— Begin —

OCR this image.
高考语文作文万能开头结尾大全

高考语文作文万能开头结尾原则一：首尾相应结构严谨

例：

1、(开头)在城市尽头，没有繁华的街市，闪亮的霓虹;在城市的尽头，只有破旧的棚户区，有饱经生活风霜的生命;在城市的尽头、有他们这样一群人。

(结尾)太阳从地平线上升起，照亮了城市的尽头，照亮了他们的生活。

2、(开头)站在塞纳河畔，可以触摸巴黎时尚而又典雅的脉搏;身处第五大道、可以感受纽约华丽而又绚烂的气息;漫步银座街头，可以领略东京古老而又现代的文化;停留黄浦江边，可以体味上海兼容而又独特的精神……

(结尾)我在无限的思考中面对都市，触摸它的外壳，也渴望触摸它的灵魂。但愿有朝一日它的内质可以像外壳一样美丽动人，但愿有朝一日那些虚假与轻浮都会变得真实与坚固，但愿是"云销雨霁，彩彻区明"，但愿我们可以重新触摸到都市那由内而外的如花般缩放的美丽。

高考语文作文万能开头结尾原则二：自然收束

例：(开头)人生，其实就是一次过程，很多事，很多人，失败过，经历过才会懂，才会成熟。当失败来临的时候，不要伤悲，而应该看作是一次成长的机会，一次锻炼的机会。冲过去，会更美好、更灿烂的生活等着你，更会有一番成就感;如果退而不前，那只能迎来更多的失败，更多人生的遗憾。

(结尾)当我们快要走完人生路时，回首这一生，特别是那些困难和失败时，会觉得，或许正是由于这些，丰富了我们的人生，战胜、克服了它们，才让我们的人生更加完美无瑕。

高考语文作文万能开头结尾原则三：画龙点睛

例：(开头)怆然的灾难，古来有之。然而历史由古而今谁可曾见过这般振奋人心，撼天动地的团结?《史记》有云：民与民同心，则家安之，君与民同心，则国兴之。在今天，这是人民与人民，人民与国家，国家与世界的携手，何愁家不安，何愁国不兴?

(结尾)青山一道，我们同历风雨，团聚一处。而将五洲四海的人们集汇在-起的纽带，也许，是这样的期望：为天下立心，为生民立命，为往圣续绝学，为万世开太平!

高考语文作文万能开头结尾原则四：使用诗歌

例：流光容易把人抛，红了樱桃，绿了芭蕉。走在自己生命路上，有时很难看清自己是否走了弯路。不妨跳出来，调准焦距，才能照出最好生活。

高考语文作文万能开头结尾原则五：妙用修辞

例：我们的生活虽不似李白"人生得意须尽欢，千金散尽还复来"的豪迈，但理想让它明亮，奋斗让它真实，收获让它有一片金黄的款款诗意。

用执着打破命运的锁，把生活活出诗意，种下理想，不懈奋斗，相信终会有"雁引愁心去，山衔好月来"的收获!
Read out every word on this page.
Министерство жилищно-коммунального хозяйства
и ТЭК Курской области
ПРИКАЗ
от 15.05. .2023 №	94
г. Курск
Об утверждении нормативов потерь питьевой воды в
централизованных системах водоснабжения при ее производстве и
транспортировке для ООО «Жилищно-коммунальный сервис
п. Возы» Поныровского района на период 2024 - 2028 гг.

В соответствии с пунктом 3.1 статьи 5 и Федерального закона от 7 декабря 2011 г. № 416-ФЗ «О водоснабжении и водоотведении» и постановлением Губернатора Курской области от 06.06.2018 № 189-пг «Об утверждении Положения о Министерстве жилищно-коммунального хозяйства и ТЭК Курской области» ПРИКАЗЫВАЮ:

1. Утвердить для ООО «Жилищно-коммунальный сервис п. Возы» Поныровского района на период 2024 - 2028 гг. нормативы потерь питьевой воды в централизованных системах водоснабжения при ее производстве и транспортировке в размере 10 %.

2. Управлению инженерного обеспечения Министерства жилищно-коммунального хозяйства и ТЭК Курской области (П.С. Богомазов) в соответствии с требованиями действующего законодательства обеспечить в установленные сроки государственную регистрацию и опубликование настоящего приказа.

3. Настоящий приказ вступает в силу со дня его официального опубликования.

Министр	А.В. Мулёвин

— End —

» **PROBLEM STATEMENT**
Where a line above contains the word "соответствии", copy that line.

» **RESPONSE**
В соответствии с пунктом 3.1 статьи 5 и Федерального закона от 7 декабря 2011 г. № 416-ФЗ «О водоснабжении и водоотведении» и постановлением Губернатора Курской области от 06.06.2018 № 189-пг «Об утверждении Положения о Министерстве жилищно-коммунального хозяйства и ТЭК Курской области» ПРИКАЗЫВАЮ:
2. Управлению инженерного обеспечения Министерства жилищно-коммунального хозяйства и ТЭК Курской области (П.С. Богомазов) в соответствии с требованиями действующего законодательства обеспечить в установленные сроки государственную регистрацию и опубликование настоящего приказа.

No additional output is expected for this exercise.